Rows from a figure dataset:
========

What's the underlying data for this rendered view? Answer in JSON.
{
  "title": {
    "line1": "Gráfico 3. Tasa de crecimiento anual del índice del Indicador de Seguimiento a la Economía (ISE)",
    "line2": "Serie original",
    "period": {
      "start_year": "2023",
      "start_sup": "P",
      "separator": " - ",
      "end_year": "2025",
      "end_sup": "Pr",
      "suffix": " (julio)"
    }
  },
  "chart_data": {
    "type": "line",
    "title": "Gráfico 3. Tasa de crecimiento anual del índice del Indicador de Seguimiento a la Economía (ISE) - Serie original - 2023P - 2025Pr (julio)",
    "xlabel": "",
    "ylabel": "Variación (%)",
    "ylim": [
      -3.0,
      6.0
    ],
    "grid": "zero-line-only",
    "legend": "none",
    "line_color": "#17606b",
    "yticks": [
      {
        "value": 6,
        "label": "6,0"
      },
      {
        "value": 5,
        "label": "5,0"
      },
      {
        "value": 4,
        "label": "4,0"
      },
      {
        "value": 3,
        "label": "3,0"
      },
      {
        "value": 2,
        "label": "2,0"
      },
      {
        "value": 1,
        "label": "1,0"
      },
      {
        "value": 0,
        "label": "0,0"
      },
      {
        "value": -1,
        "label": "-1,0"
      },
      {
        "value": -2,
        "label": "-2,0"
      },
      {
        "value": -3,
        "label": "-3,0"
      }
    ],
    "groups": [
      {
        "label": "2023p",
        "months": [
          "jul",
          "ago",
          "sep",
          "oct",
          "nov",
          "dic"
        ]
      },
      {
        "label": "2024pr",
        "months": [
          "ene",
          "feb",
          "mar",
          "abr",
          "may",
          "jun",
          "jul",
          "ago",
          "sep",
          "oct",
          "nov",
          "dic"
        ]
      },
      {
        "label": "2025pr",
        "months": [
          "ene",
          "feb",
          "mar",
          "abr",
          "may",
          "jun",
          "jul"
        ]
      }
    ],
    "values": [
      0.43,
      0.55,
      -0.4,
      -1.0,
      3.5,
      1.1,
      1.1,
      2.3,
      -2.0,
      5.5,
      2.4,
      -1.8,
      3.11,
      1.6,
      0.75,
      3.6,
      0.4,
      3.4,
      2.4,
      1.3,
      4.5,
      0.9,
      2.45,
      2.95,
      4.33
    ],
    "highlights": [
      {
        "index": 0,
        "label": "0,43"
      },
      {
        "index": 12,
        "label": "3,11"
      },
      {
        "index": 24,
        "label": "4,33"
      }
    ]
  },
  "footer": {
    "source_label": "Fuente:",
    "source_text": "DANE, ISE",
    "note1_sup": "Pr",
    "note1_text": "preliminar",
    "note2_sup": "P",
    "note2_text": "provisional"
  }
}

========

_Exercise task_
Output the entries exactly.

_Complete answer_
What's the underlying data for this rendered view? Answer in JSON.
{
  "title": {
    "line1": "Gráfico 3. Tasa de crecimiento anual del índice del Indicador de Seguimiento a la Economía (ISE)",
    "line2": "Serie original",
    "period": {
      "start_year": "2023",
      "start_sup": "P",
      "separator": " - ",
      "end_year": "2025",
      "end_sup": "Pr",
      "suffix": " (julio)"
    }
  },
  "chart_data": {
    "type": "line",
    "title": "Gráfico 3. Tasa de crecimiento anual del índice del Indicador de Seguimiento a la Economía (ISE) - Serie original - 2023P - 2025Pr (julio)",
    "xlabel": "",
    "ylabel": "Variación (%)",
    "ylim": [
      -3.0,
      6.0
    ],
    "grid": "zero-line-only",
    "legend": "none",
    "line_color": "#17606b",
    "yticks": [
      {
        "value": 6,
        "label": "6,0"
      },
      {
        "value": 5,
        "label": "5,0"
      },
      {
        "value": 4,
        "label": "4,0"
      },
      {
        "value": 3,
        "label": "3,0"
      },
      {
        "value": 2,
        "label": "2,0"
      },
      {
        "value": 1,
        "label": "1,0"
      },
      {
        "value": 0,
        "label": "0,0"
      },
      {
        "value": -1,
        "label": "-1,0"
      },
      {
        "value": -2,
        "label": "-2,0"
      },
      {
        "value": -3,
        "label": "-3,0"
      }
    ],
    "groups": [
      {
        "label": "2023p",
        "months": [
          "jul",
          "ago",
          "sep",
          "oct",
          "nov",
          "dic"
        ]
      },
      {
        "label": "2024pr",
        "months": [
          "ene",
          "feb",
          "mar",
          "abr",
          "may",
          "jun",
          "jul",
          "ago",
          "sep",
          "oct",
          "nov",
          "dic"
        ]
      },
      {
        "label": "2025pr",
        "months": [
          "ene",
          "feb",
          "mar",
          "abr",
          "may",
          "jun",
          "jul"
        ]
      }
    ],
    "values": [
      0.43,
      0.55,
      -0.4,
      -1.0,
      3.5,
      1.1,
      1.1,
      2.3,
      -2.0,
      5.5,
      2.4,
      -1.8,
      3.11,
      1.6,
      0.75,
      3.6,
      0.4,
      3.4,
      2.4,
      1.3,
      4.5,
      0.9,
      2.45,
      2.95,
      4.33
    ],
    "highlights": [
      {
        "index": 0,
        "label": "0,43"
      },
      {
        "index": 12,
        "label": "3,11"
      },
      {
        "index": 24,
        "label": "4,33"
      }
    ]
  },
  "footer": {
    "source_label": "Fuente:",
    "source_text": "DANE, ISE",
    "note1_sup": "Pr",
    "note1_text": "preliminar",
    "note2_sup": "P",
    "note2_text": "provisional"
  }
}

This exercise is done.